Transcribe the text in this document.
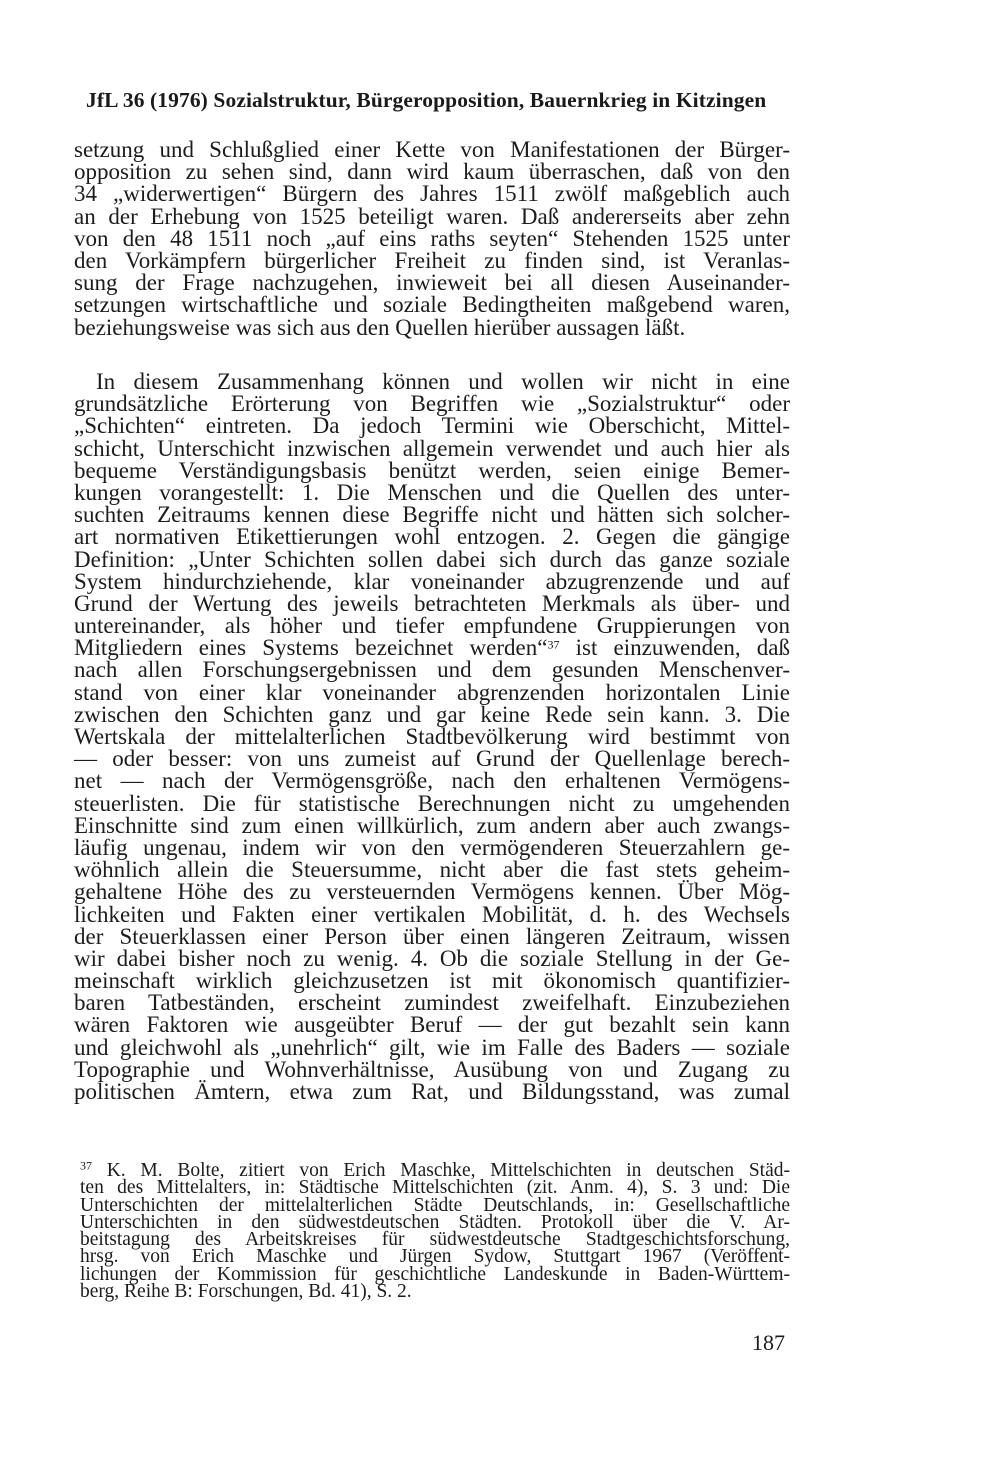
JfL 36 (1976) Sozialstruktur, Bürgeropposition, Bauernkrieg in Kitzingen
setzung und Schlußglied einer Kette von Manifestationen der Bürger-
opposition zu sehen sind, dann wird kaum überraschen, daß von den
34 „widerwertigen“ Bürgern des Jahres 1511 zwölf maßgeblich auch
an der Erhebung von 1525 beteiligt waren. Daß andererseits aber zehn
von den 48 1511 noch „auf eins raths seyten“ Stehenden 1525 unter
den Vorkämpfern bürgerlicher Freiheit zu finden sind, ist Veranlas-
sung der Frage nachzugehen, inwieweit bei all diesen Auseinander-
setzungen wirtschaftliche und soziale Bedingtheiten maßgebend waren,
beziehungsweise was sich aus den Quellen hierüber aussagen läßt.
In diesem Zusammenhang können und wollen wir nicht in eine
grundsätzliche Erörterung von Begriffen wie „Sozialstruktur“ oder
„Schichten“ eintreten. Da jedoch Termini wie Oberschicht, Mittel-
schicht, Unterschicht inzwischen allgemein verwendet und auch hier als
bequeme Verständigungsbasis benützt werden, seien einige Bemer-
kungen vorangestellt: 1. Die Menschen und die Quellen des unter-
suchten Zeitraums kennen diese Begriffe nicht und hätten sich solcher-
art normativen Etikettierungen wohl entzogen. 2. Gegen die gängige
Definition: „Unter Schichten sollen dabei sich durch das ganze soziale
System hindurchziehende, klar voneinander abzugrenzende und auf
Grund der Wertung des jeweils betrachteten Merkmals als über- und
untereinander, als höher und tiefer empfundene Gruppierungen von
Mitgliedern eines Systems bezeichnet werden“$^{37}$ ist einzuwenden, daß
nach allen Forschungsergebnissen und dem gesunden Menschenver-
stand von einer klar voneinander abgrenzenden horizontalen Linie
zwischen den Schichten ganz und gar keine Rede sein kann. 3. Die
Wertskala der mittelalterlichen Stadtbevölkerung wird bestimmt von
— oder besser: von uns zumeist auf Grund der Quellenlage berech-
net — nach der Vermögensgröße, nach den erhaltenen Vermögens-
steuerlisten. Die für statistische Berechnungen nicht zu umgehenden
Einschnitte sind zum einen willkürlich, zum andern aber auch zwangs-
läufig ungenau, indem wir von den vermögenderen Steuerzahlern ge-
wöhnlich allein die Steuersumme, nicht aber die fast stets geheim-
gehaltene Höhe des zu versteuernden Vermögens kennen. Über Mög-
lichkeiten und Fakten einer vertikalen Mobilität, d. h. des Wechsels
der Steuerklassen einer Person über einen längeren Zeitraum, wissen
wir dabei bisher noch zu wenig. 4. Ob die soziale Stellung in der Ge-
meinschaft wirklich gleichzusetzen ist mit ökonomisch quantifizier-
baren Tatbeständen, erscheint zumindest zweifelhaft. Einzubeziehen
wären Faktoren wie ausgeübter Beruf — der gut bezahlt sein kann
und gleichwohl als „unehrlich“ gilt, wie im Falle des Baders — soziale
Topographie und Wohnverhältnisse, Ausübung von und Zugang zu
politischen Ämtern, etwa zum Rat, und Bildungsstand, was zumal
$^{37}$ K. M. Bolte, zitiert von Erich Maschke, Mittelschichten in deutschen Städ-
ten des Mittelalters, in: Städtische Mittelschichten (zit. Anm. 4), S. 3 und: Die
Unterschichten der mittelalterlichen Städte Deutschlands, in: Gesellschaftliche
Unterschichten in den südwestdeutschen Städten. Protokoll über die V. Ar-
beitstagung des Arbeitskreises für südwestdeutsche Stadtgeschichtsforschung,
hrsg. von Erich Maschke und Jürgen Sydow, Stuttgart 1967 (Veröffent-
lichungen der Kommission für geschichtliche Landeskunde in Baden-Württem-
berg, Reihe B: Forschungen, Bd. 41), S. 2.
187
════════
■ PROBLEM STATEMENT: Write the material out again exactly as it appears, dropping the pictures.

■ ANSWER TO THIS EXERCISE:
Transcribe the text in this document.
JfL 36 (1976) Sozialstruktur, Bürgeropposition, Bauernkrieg in Kitzingen
setzung und Schlußglied einer Kette von Manifestationen der Bürger-
opposition zu sehen sind, dann wird kaum überraschen, daß von den
34 „widerwertigen“ Bürgern des Jahres 1511 zwölf maßgeblich auch
an der Erhebung von 1525 beteiligt waren. Daß andererseits aber zehn
von den 48 1511 noch „auf eins raths seyten“ Stehenden 1525 unter
den Vorkämpfern bürgerlicher Freiheit zu finden sind, ist Veranlas-
sung der Frage nachzugehen, inwieweit bei all diesen Auseinander-
setzungen wirtschaftliche und soziale Bedingtheiten maßgebend waren,
beziehungsweise was sich aus den Quellen hierüber aussagen läßt.
In diesem Zusammenhang können und wollen wir nicht in eine
grundsätzliche Erörterung von Begriffen wie „Sozialstruktur“ oder
„Schichten“ eintreten. Da jedoch Termini wie Oberschicht, Mittel-
schicht, Unterschicht inzwischen allgemein verwendet und auch hier als
bequeme Verständigungsbasis benützt werden, seien einige Bemer-
kungen vorangestellt: 1. Die Menschen und die Quellen des unter-
suchten Zeitraums kennen diese Begriffe nicht und hätten sich solcher-
art normativen Etikettierungen wohl entzogen. 2. Gegen die gängige
Definition: „Unter Schichten sollen dabei sich durch das ganze soziale
System hindurchziehende, klar voneinander abzugrenzende und auf
Grund der Wertung des jeweils betrachteten Merkmals als über- und
untereinander, als höher und tiefer empfundene Gruppierungen von
Mitgliedern eines Systems bezeichnet werden“$^{37}$ ist einzuwenden, daß
nach allen Forschungsergebnissen und dem gesunden Menschenver-
stand von einer klar voneinander abgrenzenden horizontalen Linie
zwischen den Schichten ganz und gar keine Rede sein kann. 3. Die
Wertskala der mittelalterlichen Stadtbevölkerung wird bestimmt von
— oder besser: von uns zumeist auf Grund der Quellenlage berech-
net — nach der Vermögensgröße, nach den erhaltenen Vermögens-
steuerlisten. Die für statistische Berechnungen nicht zu umgehenden
Einschnitte sind zum einen willkürlich, zum andern aber auch zwangs-
läufig ungenau, indem wir von den vermögenderen Steuerzahlern ge-
wöhnlich allein die Steuersumme, nicht aber die fast stets geheim-
gehaltene Höhe des zu versteuernden Vermögens kennen. Über Mög-
lichkeiten und Fakten einer vertikalen Mobilität, d. h. des Wechsels
der Steuerklassen einer Person über einen längeren Zeitraum, wissen
wir dabei bisher noch zu wenig. 4. Ob die soziale Stellung in der Ge-
meinschaft wirklich gleichzusetzen ist mit ökonomisch quantifizier-
baren Tatbeständen, erscheint zumindest zweifelhaft. Einzubeziehen
wären Faktoren wie ausgeübter Beruf — der gut bezahlt sein kann
und gleichwohl als „unehrlich“ gilt, wie im Falle des Baders — soziale
Topographie und Wohnverhältnisse, Ausübung von und Zugang zu
politischen Ämtern, etwa zum Rat, und Bildungsstand, was zumal
$^{37}$ K. M. Bolte, zitiert von Erich Maschke, Mittelschichten in deutschen Städ-
ten des Mittelalters, in: Städtische Mittelschichten (zit. Anm. 4), S. 3 und: Die
Unterschichten der mittelalterlichen Städte Deutschlands, in: Gesellschaftliche
Unterschichten in den südwestdeutschen Städten. Protokoll über die V. Ar-
beitstagung des Arbeitskreises für südwestdeutsche Stadtgeschichtsforschung,
hrsg. von Erich Maschke und Jürgen Sydow, Stuttgart 1967 (Veröffent-
lichungen der Kommission für geschichtliche Landeskunde in Baden-Württem-
berg, Reihe B: Forschungen, Bd. 41), S. 2.
187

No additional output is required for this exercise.